═══ Bereitgestelltes Material

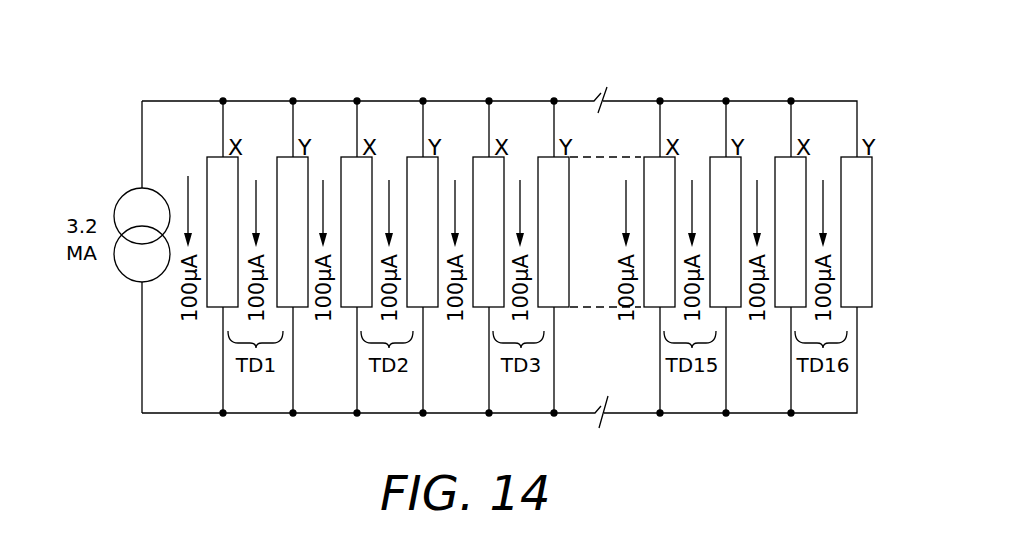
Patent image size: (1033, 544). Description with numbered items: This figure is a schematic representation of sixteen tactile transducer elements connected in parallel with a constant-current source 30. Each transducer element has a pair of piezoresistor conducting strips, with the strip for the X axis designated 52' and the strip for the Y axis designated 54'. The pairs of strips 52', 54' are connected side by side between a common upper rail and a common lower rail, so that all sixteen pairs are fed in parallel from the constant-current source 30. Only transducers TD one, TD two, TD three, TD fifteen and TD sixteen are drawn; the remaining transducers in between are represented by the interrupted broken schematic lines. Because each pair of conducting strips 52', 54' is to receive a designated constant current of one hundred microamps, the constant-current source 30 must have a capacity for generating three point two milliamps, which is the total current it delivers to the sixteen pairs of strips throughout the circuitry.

The constant-current source 30 is at (160, 189).
The X-axis piezoresistor conducting strip 52' is at (492, 257).
The Y-axis piezoresistor conducting strip 54' is at (559, 257).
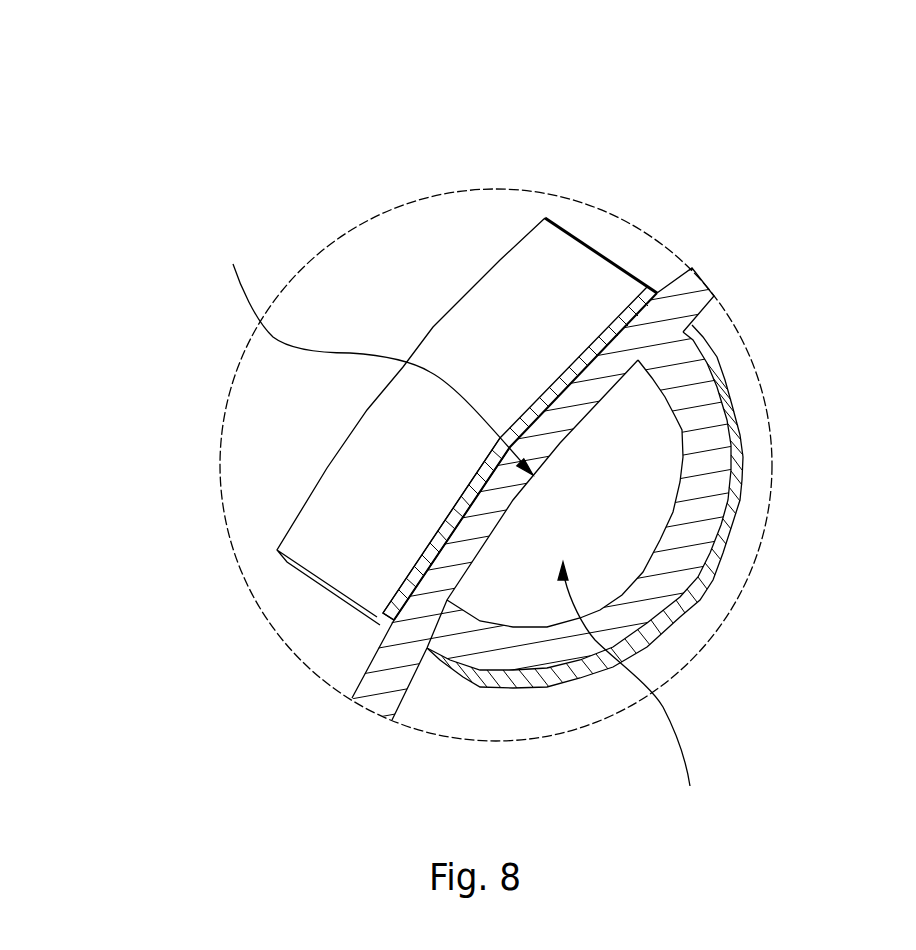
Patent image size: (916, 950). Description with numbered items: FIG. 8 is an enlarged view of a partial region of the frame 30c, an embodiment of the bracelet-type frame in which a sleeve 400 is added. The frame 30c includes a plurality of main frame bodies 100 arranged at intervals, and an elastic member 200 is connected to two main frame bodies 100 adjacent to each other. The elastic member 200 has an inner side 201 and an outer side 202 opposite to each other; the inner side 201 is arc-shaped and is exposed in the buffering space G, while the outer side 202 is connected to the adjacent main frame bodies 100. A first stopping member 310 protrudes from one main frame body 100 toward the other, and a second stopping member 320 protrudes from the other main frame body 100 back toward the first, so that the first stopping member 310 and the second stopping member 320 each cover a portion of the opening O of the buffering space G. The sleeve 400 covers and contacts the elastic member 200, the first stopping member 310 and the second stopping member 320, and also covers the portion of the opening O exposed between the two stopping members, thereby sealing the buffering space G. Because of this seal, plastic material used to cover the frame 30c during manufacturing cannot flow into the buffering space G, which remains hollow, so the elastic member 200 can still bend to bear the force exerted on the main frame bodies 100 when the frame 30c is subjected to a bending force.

The frame 30c is at (74, 63).
The main frame body 100 is at (662, 262).
The sleeve 400 is at (500, 297).
The first stopping member 310 is at (577, 410).
The second stopping member 320 is at (440, 548).
The elastic member 200 is at (700, 533).
The inner side 201 is at (698, 462).
The outer side 202 is at (698, 578).
The opening O is at (377, 355).
The buffering space G is at (629, 690).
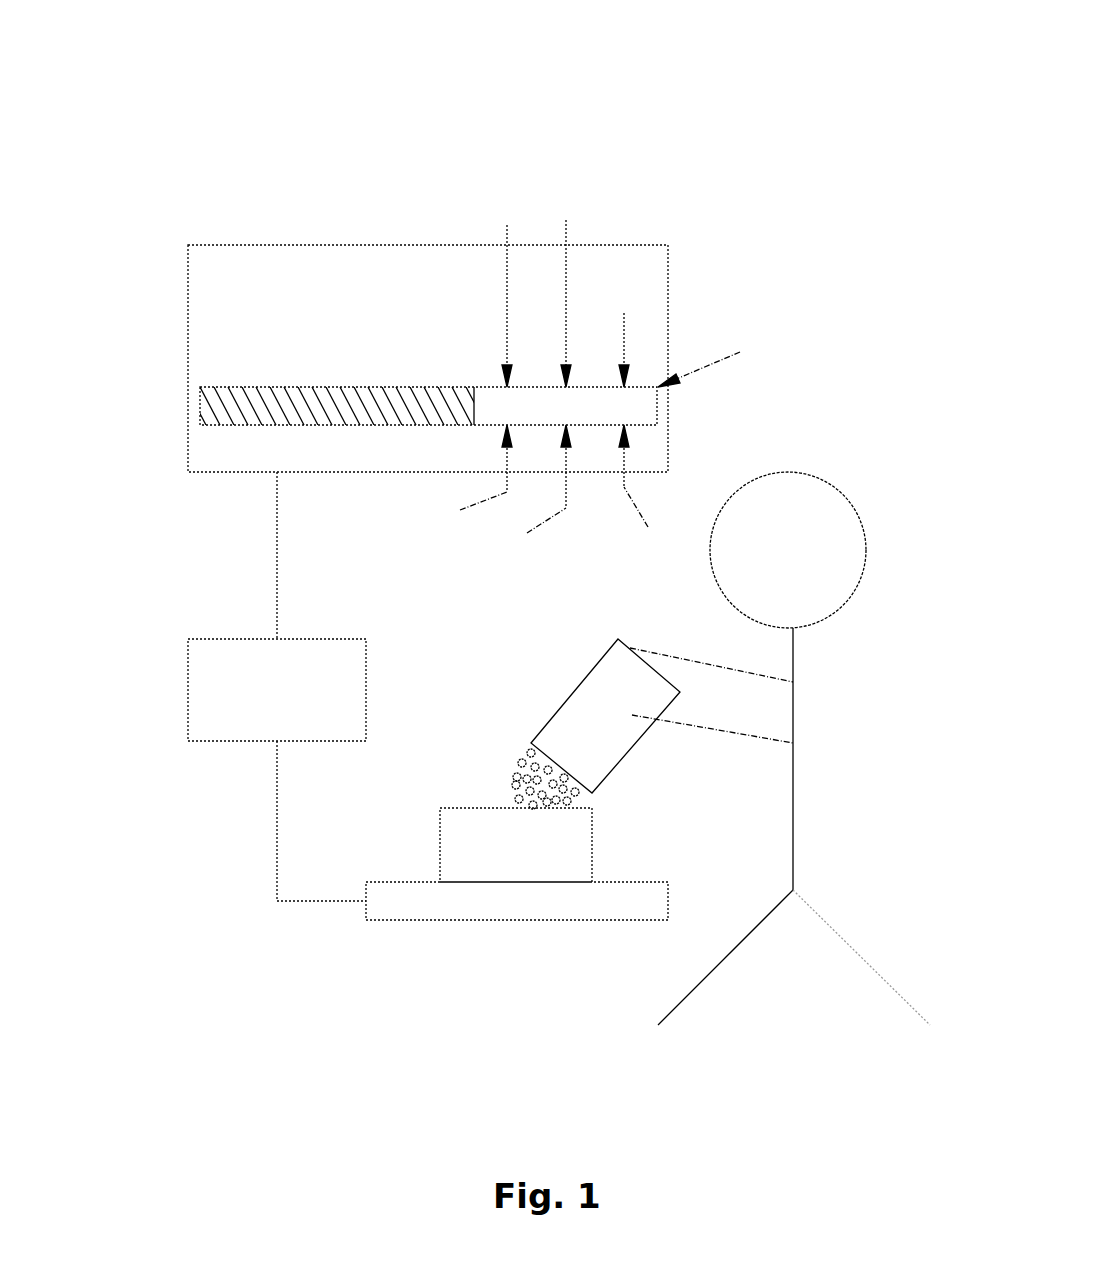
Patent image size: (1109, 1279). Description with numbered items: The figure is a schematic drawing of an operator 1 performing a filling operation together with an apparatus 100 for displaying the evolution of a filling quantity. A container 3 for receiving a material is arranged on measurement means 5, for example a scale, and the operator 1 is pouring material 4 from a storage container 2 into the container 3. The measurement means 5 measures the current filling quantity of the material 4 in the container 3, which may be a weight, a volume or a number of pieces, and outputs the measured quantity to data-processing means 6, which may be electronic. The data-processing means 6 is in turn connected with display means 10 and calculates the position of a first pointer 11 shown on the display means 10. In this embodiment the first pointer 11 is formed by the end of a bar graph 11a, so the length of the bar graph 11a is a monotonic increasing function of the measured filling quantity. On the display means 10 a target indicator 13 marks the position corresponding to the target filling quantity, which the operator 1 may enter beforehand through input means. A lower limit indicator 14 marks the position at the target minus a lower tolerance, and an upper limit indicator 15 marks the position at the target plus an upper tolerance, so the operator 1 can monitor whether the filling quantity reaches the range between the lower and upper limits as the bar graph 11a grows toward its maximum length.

The apparatus 100 is at (438, 523).
The display means 10 is at (252, 230).
The first pointer 11 is at (256, 440).
The bar graph 11a is at (279, 332).
The target indicator 13 is at (567, 220).
The lower limit indicator 14 is at (507, 225).
The upper limit indicator 15 is at (625, 313).
The operator 1 is at (856, 483).
The storage container 2 is at (578, 655).
The container 3 is at (422, 834).
The material 4 is at (500, 751).
The measurement means 5 is at (406, 938).
The data-processing means 6 is at (176, 755).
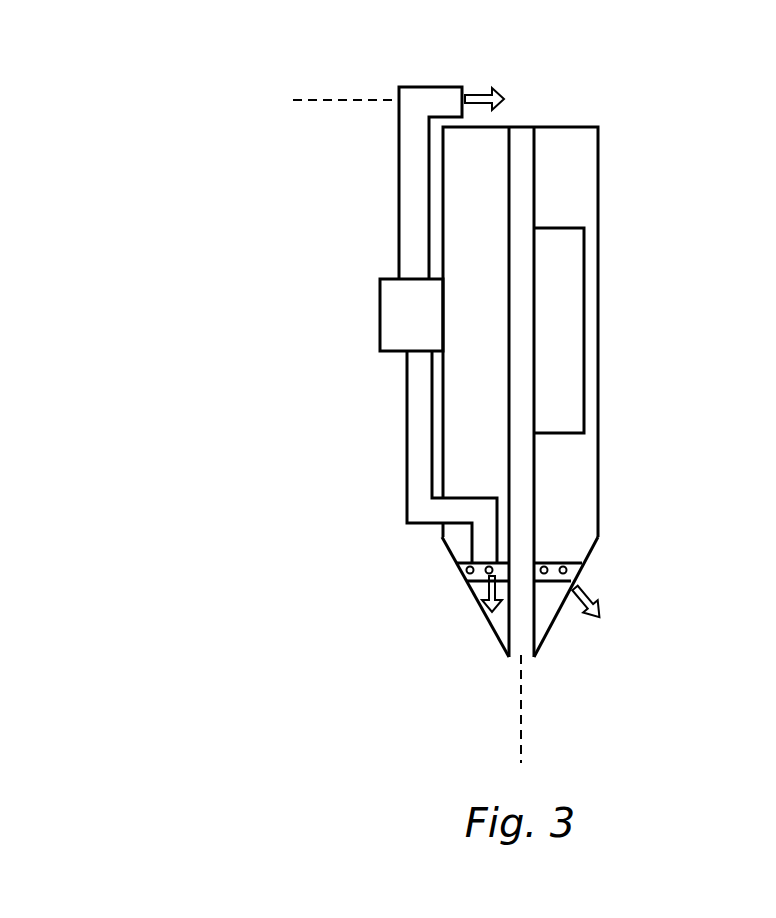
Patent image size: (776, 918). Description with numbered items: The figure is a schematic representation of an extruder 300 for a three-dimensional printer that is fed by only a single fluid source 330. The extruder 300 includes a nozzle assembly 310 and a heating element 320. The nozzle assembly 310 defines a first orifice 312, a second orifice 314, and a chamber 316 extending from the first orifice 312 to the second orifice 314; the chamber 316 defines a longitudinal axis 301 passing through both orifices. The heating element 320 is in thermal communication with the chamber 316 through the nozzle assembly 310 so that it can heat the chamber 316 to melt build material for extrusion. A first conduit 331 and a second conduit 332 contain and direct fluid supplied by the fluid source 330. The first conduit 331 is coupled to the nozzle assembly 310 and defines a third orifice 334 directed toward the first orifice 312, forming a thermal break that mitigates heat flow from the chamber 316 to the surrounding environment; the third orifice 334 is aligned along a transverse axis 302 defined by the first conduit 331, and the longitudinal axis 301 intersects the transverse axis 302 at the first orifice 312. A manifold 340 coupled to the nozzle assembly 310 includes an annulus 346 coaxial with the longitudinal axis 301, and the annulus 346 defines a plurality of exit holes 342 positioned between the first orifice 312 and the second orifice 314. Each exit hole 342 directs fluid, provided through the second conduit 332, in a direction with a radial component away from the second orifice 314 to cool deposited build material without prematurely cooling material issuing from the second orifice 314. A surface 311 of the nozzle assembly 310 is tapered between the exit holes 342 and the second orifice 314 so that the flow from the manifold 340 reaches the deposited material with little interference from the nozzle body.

The extruder 300 is at (153, 70).
The longitudinal axis 301 is at (522, 720).
The transverse axis 302 is at (334, 100).
The nozzle assembly 310 is at (598, 488).
The surface 311 is at (553, 625).
The first orifice 312 is at (522, 135).
The second orifice 314 is at (512, 658).
The chamber 316 is at (537, 478).
The heating element 320 is at (565, 255).
The fluid source 330 is at (380, 303).
The first conduit 331 is at (399, 171).
The second conduit 332 is at (407, 437).
The third orifice 334 is at (463, 87).
The manifold 340 is at (614, 565).
The exit hole 342 is at (567, 570).
The annulus 346 is at (462, 578).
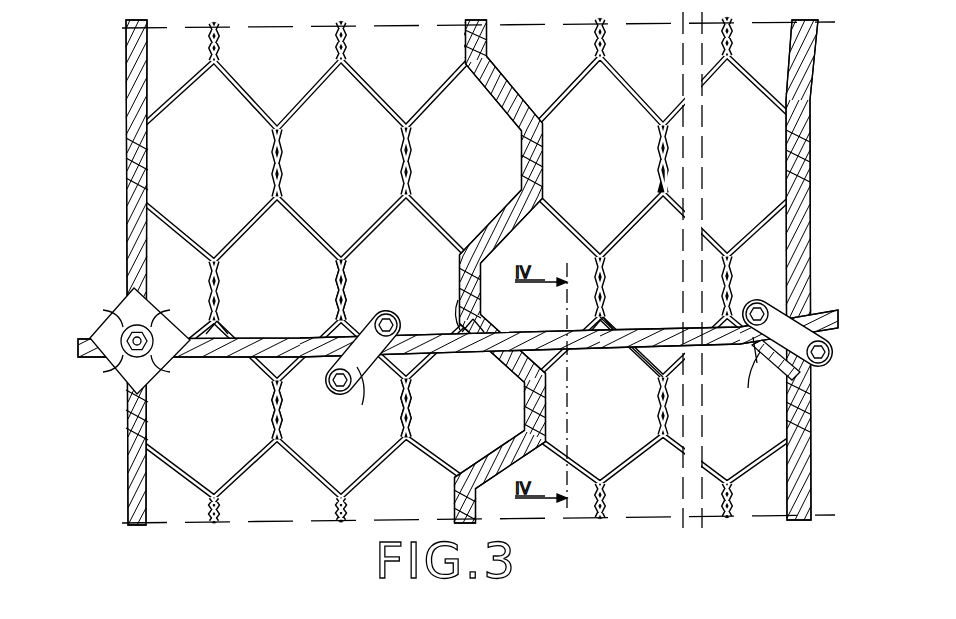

══════

Schreiben Sie sämtliche Einträge oben Zeile für Zeile unverändert ab, lassen Sie dabei aber die Bilder weg.

Patent image size: (1033, 544). Description with numbered items: This figure is a schematic representation of sixteen tactile transducer elements connected in parallel with a constant-current source 30. Each transducer element has a pair of piezoresistor conducting strips, with the strip for the X axis designated 52' and the strip for the Y axis designated 54'. The pairs of strips 52', 54' are connected side by side between a common upper rail and a common lower rail, so that all sixteen pairs are fed in parallel from the constant-current source 30. Only transducers TD one, TD two, TD three, TD fifteen and TD sixteen are drawn; the remaining transducers in between are represented by the interrupted broken schematic lines. Because each pair of conducting strips 52', 54' is to receive a designated constant current of one hundred microamps, the constant-current source 30 must have a capacity for generating three point two milliamps, which is the total current it delivers to the sixteen pairs of strips throughout the circuitry.

The constant-current source 30 is at (160, 189).
The X-axis piezoresistor conducting strip 52' is at (492, 257).
The Y-axis piezoresistor conducting strip 54' is at (559, 257).
Patent image size: (916, 950). Description with numbered items: FIG. 8 is an enlarged view of a partial region of the frame 30c, an embodiment of the bracelet-type frame in which a sleeve 400 is added. The frame 30c includes a plurality of main frame bodies 100 arranged at intervals, and an elastic member 200 is connected to two main frame bodies 100 adjacent to each other. The elastic member 200 has an inner side 201 and an outer side 202 opposite to each other; the inner side 201 is arc-shaped and is exposed in the buffering space G, while the outer side 202 is connected to the adjacent main frame bodies 100. A first stopping member 310 protrudes from one main frame body 100 toward the other, and a second stopping member 320 protrudes from the other main frame body 100 back toward the first, so that the first stopping member 310 and the second stopping member 320 each cover a portion of the opening O of the buffering space G. The sleeve 400 covers and contacts the elastic member 200, the first stopping member 310 and the second stopping member 320, and also covers the portion of the opening O exposed between the two stopping members, thereby sealing the buffering space G. Because of this seal, plastic material used to cover the frame 30c during manufacturing cannot flow into the buffering space G, which remains hollow, so the elastic member 200 can still bend to bear the force exerted on the main frame bodies 100 when the frame 30c is subjected to a bending force.

The frame 30c is at (74, 63).
The main frame body 100 is at (662, 262).
The sleeve 400 is at (500, 297).
The first stopping member 310 is at (577, 410).
The second stopping member 320 is at (440, 548).
The elastic member 200 is at (700, 533).
The inner side 201 is at (698, 462).
The outer side 202 is at (698, 578).
The opening O is at (377, 355).
The buffering space G is at (629, 690).
Patent image size: (1109, 1279). Description with numbered items: The figure is a schematic drawing of an operator 1 performing a filling operation together with an apparatus 100 for displaying the evolution of a filling quantity. A container 3 for receiving a material is arranged on measurement means 5, for example a scale, and the operator 1 is pouring material 4 from a storage container 2 into the container 3. The measurement means 5 measures the current filling quantity of the material 4 in the container 3, which may be a weight, a volume or a number of pieces, and outputs the measured quantity to data-processing means 6, which may be electronic. The data-processing means 6 is in turn connected with display means 10 and calculates the position of a first pointer 11 shown on the display means 10. In this embodiment the first pointer 11 is formed by the end of a bar graph 11a, so the length of the bar graph 11a is a monotonic increasing function of the measured filling quantity. On the display means 10 a target indicator 13 marks the position corresponding to the target filling quantity, which the operator 1 may enter beforehand through input means. A lower limit indicator 14 marks the position at the target minus a lower tolerance, and an upper limit indicator 15 marks the position at the target plus an upper tolerance, so the operator 1 can monitor whether the filling quantity reaches the range between the lower and upper limits as the bar graph 11a grows toward its maximum length.

The apparatus 100 is at (438, 523).
The display means 10 is at (252, 230).
The first pointer 11 is at (256, 440).
The bar graph 11a is at (279, 332).
The target indicator 13 is at (567, 220).
The lower limit indicator 14 is at (507, 225).
The upper limit indicator 15 is at (625, 313).
The operator 1 is at (856, 483).
The storage container 2 is at (578, 655).
The container 3 is at (422, 834).
The material 4 is at (500, 751).
The measurement means 5 is at (406, 938).
The data-processing means 6 is at (176, 755).
Patent image size: (776, 918). Description with numbered items: The figure is a schematic representation of an extruder 300 for a three-dimensional printer that is fed by only a single fluid source 330. The extruder 300 includes a nozzle assembly 310 and a heating element 320. The nozzle assembly 310 defines a first orifice 312, a second orifice 314, and a chamber 316 extending from the first orifice 312 to the second orifice 314; the chamber 316 defines a longitudinal axis 301 passing through both orifices. The heating element 320 is in thermal communication with the chamber 316 through the nozzle assembly 310 so that it can heat the chamber 316 to melt build material for extrusion. A first conduit 331 and a second conduit 332 contain and direct fluid supplied by the fluid source 330. The first conduit 331 is coupled to the nozzle assembly 310 and defines a third orifice 334 directed toward the first orifice 312, forming a thermal break that mitigates heat flow from the chamber 316 to the surrounding environment; the third orifice 334 is aligned along a transverse axis 302 defined by the first conduit 331, and the longitudinal axis 301 intersects the transverse axis 302 at the first orifice 312. A manifold 340 coupled to the nozzle assembly 310 includes an annulus 346 coaxial with the longitudinal axis 301, and the annulus 346 defines a plurality of exit holes 342 positioned between the first orifice 312 and the second orifice 314. Each exit hole 342 directs fluid, provided through the second conduit 332, in a direction with a radial component away from the second orifice 314 to cool deposited build material without prematurely cooling material issuing from the second orifice 314. A surface 311 of the nozzle assembly 310 is tapered between the exit holes 342 and the second orifice 314 so that the flow from the manifold 340 reaches the deposited material with little interference from the nozzle body.

The extruder 300 is at (153, 70).
The longitudinal axis 301 is at (522, 720).
The transverse axis 302 is at (334, 100).
The nozzle assembly 310 is at (598, 488).
The surface 311 is at (553, 625).
The first orifice 312 is at (522, 135).
The second orifice 314 is at (512, 658).
The chamber 316 is at (537, 478).
The heating element 320 is at (565, 255).
The fluid source 330 is at (380, 303).
The first conduit 331 is at (399, 171).
The second conduit 332 is at (407, 437).
The third orifice 334 is at (463, 87).
The manifold 340 is at (614, 565).
The exit hole 342 is at (567, 570).
The annulus 346 is at (462, 578).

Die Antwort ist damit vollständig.